Records contained in a dataset
__________________________________________________

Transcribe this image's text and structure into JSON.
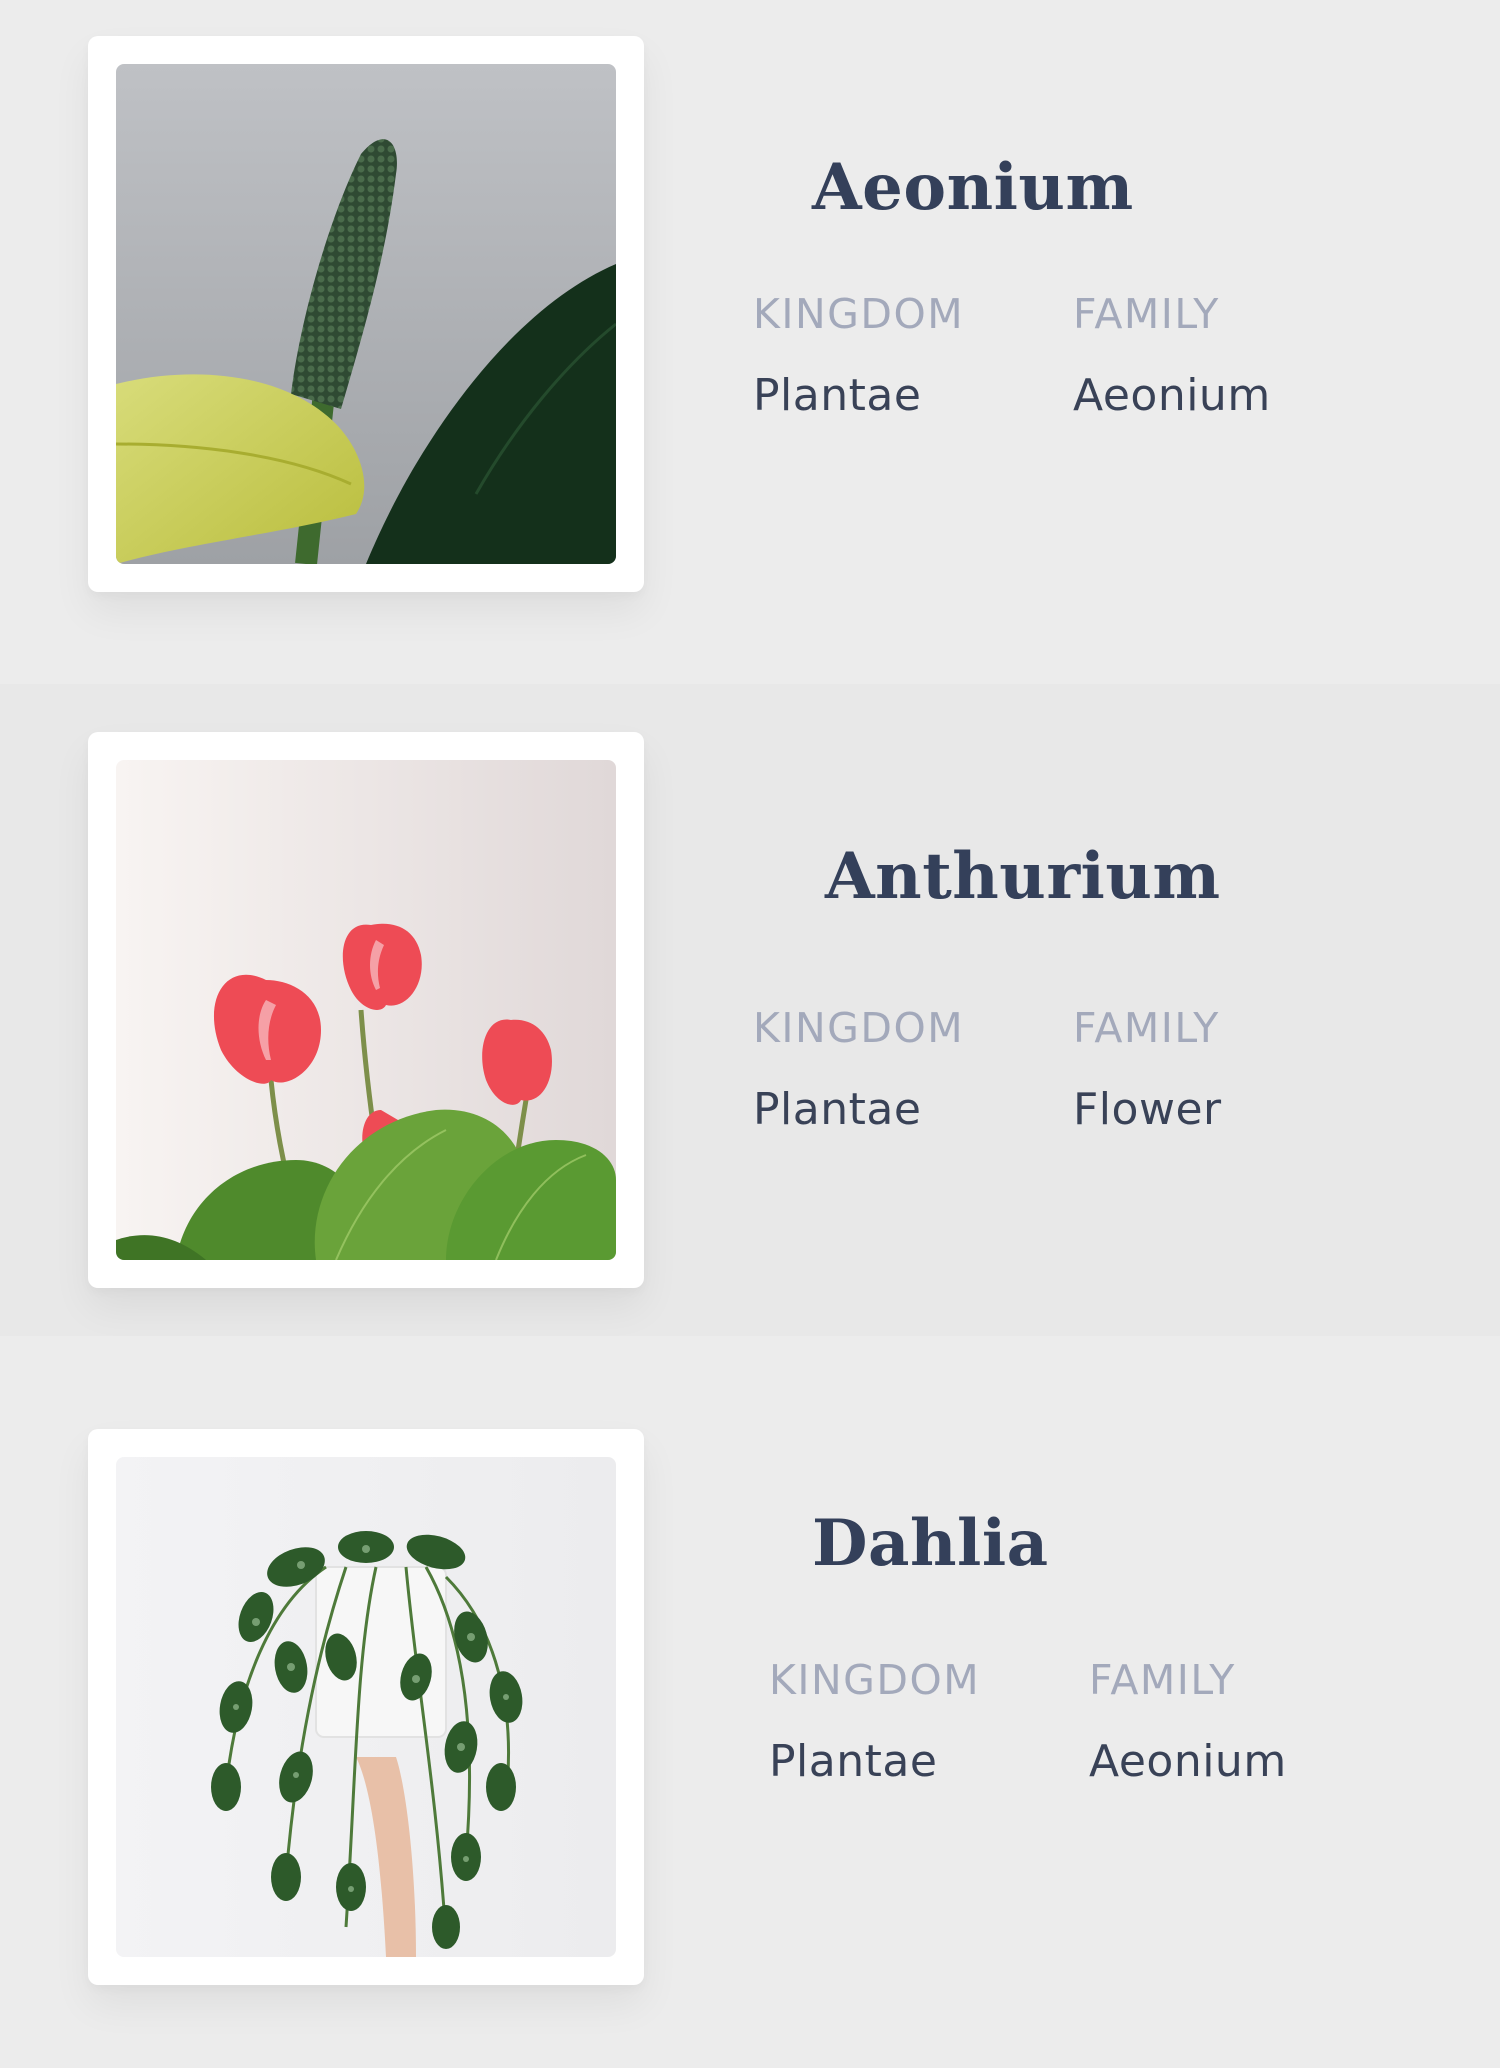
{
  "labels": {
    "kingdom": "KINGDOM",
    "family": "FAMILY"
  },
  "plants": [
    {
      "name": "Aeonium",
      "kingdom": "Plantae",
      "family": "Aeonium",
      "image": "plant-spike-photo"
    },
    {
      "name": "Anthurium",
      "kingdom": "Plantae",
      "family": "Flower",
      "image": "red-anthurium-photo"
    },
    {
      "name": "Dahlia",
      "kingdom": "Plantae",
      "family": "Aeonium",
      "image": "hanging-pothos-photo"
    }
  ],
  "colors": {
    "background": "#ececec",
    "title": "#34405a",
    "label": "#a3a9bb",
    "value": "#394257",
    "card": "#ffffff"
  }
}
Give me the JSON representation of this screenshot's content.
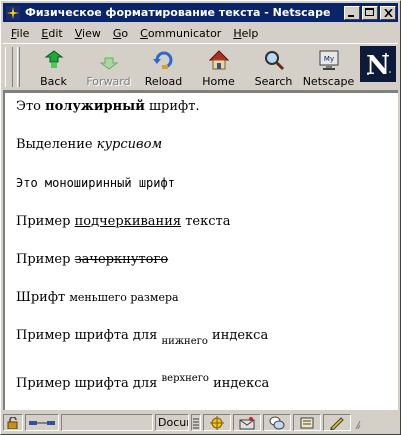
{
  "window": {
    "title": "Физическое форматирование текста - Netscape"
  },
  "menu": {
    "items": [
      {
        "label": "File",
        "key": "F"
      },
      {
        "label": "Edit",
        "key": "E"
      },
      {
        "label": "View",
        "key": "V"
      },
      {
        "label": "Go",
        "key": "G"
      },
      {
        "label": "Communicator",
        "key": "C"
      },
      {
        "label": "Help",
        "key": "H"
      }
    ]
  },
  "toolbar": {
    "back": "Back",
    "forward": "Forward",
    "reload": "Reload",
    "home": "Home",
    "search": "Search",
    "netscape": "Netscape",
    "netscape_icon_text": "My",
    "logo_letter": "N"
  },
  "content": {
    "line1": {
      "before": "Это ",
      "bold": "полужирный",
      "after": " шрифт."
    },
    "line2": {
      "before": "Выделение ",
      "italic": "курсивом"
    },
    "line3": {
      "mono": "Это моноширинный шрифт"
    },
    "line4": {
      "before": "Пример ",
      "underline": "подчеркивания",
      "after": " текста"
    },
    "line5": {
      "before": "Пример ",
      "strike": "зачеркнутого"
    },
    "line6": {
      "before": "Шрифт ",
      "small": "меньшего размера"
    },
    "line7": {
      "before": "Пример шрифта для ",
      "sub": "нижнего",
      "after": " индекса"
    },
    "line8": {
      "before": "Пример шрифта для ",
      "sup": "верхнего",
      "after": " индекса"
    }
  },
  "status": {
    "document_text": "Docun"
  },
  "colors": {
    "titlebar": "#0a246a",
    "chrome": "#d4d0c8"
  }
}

__________________________________________________

Problem statement
Working from the lines above, reproduce the material exactly and exclude its pictures.

Exercise answer
Transcribe this image's text and structure into JSON.
{
  "labels": {
    "kingdom": "KINGDOM",
    "family": "FAMILY"
  },
  "plants": [
    {
      "name": "Aeonium",
      "kingdom": "Plantae",
      "family": "Aeonium",
      "image": "plant-spike-photo"
    },
    {
      "name": "Anthurium",
      "kingdom": "Plantae",
      "family": "Flower",
      "image": "red-anthurium-photo"
    },
    {
      "name": "Dahlia",
      "kingdom": "Plantae",
      "family": "Aeonium",
      "image": "hanging-pothos-photo"
    }
  ],
  "colors": {
    "background": "#ececec",
    "title": "#34405a",
    "label": "#a3a9bb",
    "value": "#394257",
    "card": "#ffffff"
  }
}
Give me the JSON representation of this screenshot's content.
{
  "window": {
    "title": "Физическое форматирование текста - Netscape"
  },
  "menu": {
    "items": [
      {
        "label": "File",
        "key": "F"
      },
      {
        "label": "Edit",
        "key": "E"
      },
      {
        "label": "View",
        "key": "V"
      },
      {
        "label": "Go",
        "key": "G"
      },
      {
        "label": "Communicator",
        "key": "C"
      },
      {
        "label": "Help",
        "key": "H"
      }
    ]
  },
  "toolbar": {
    "back": "Back",
    "forward": "Forward",
    "reload": "Reload",
    "home": "Home",
    "search": "Search",
    "netscape": "Netscape",
    "netscape_icon_text": "My",
    "logo_letter": "N"
  },
  "content": {
    "line1": {
      "before": "Это ",
      "bold": "полужирный",
      "after": " шрифт."
    },
    "line2": {
      "before": "Выделение ",
      "italic": "курсивом"
    },
    "line3": {
      "mono": "Это моноширинный шрифт"
    },
    "line4": {
      "before": "Пример ",
      "underline": "подчеркивания",
      "after": " текста"
    },
    "line5": {
      "before": "Пример ",
      "strike": "зачеркнутого"
    },
    "line6": {
      "before": "Шрифт ",
      "small": "меньшего размера"
    },
    "line7": {
      "before": "Пример шрифта для ",
      "sub": "нижнего",
      "after": " индекса"
    },
    "line8": {
      "before": "Пример шрифта для ",
      "sup": "верхнего",
      "after": " индекса"
    }
  },
  "status": {
    "document_text": "Docun"
  },
  "colors": {
    "titlebar": "#0a246a",
    "chrome": "#d4d0c8"
  }
}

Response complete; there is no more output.